··· RECORDS FOR THE TASK ···
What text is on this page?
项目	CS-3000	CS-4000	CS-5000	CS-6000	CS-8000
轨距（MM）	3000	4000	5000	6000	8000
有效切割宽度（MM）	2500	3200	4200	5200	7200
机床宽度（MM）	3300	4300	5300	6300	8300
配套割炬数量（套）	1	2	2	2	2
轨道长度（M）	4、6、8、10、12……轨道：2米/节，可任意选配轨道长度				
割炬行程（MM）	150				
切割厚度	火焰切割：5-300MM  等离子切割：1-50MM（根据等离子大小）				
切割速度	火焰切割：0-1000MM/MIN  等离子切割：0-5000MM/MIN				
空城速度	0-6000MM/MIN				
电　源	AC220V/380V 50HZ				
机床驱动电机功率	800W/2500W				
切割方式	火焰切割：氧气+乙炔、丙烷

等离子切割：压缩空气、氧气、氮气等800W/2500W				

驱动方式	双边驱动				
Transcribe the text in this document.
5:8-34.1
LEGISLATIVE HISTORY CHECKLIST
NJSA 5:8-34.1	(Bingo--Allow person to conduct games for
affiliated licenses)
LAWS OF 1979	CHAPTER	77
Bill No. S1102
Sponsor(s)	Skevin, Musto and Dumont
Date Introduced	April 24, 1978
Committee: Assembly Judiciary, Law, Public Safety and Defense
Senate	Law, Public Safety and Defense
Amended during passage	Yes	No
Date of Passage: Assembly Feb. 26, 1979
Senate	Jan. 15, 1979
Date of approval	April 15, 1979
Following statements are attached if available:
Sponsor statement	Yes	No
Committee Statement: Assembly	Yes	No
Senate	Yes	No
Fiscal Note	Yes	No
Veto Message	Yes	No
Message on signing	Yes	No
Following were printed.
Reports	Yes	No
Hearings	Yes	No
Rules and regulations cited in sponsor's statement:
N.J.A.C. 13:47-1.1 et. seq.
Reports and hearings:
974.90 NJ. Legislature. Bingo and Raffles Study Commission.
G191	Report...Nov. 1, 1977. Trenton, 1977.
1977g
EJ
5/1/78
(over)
···
■ **WRITTEN PROBLEM**
Repeat the preceding lines exactly, please, every one of them.

■ **RESPONSE TO THIS TASK**
What text is on this page?
项目	CS-3000	CS-4000	CS-5000	CS-6000	CS-8000
轨距（MM）	3000	4000	5000	6000	8000
有效切割宽度（MM）	2500	3200	4200	5200	7200
机床宽度（MM）	3300	4300	5300	6300	8300
配套割炬数量（套）	1	2	2	2	2
轨道长度（M）	4、6、8、10、12……轨道：2米/节，可任意选配轨道长度				
割炬行程（MM）	150				
切割厚度	火焰切割：5-300MM  等离子切割：1-50MM（根据等离子大小）				
切割速度	火焰切割：0-1000MM/MIN  等离子切割：0-5000MM/MIN				
空城速度	0-6000MM/MIN				
电　源	AC220V/380V 50HZ				
机床驱动电机功率	800W/2500W				
切割方式	火焰切割：氧气+乙炔、丙烷

等离子切割：压缩空气、氧气、氮气等800W/2500W				

驱动方式	双边驱动				
Transcribe the text in this document.
5:8-34.1
LEGISLATIVE HISTORY CHECKLIST
NJSA 5:8-34.1	(Bingo--Allow person to conduct games for
affiliated licenses)
LAWS OF 1979	CHAPTER	77
Bill No. S1102
Sponsor(s)	Skevin, Musto and Dumont
Date Introduced	April 24, 1978
Committee: Assembly Judiciary, Law, Public Safety and Defense
Senate	Law, Public Safety and Defense
Amended during passage	Yes	No
Date of Passage: Assembly Feb. 26, 1979
Senate	Jan. 15, 1979
Date of approval	April 15, 1979
Following statements are attached if available:
Sponsor statement	Yes	No
Committee Statement: Assembly	Yes	No
Senate	Yes	No
Fiscal Note	Yes	No
Veto Message	Yes	No
Message on signing	Yes	No
Following were printed.
Reports	Yes	No
Hearings	Yes	No
Rules and regulations cited in sponsor's statement:
N.J.A.C. 13:47-1.1 et. seq.
Reports and hearings:
974.90 NJ. Legislature. Bingo and Raffles Study Commission.
G191	Report...Nov. 1, 1977. Trenton, 1977.
1977g
EJ
5/1/78
(over)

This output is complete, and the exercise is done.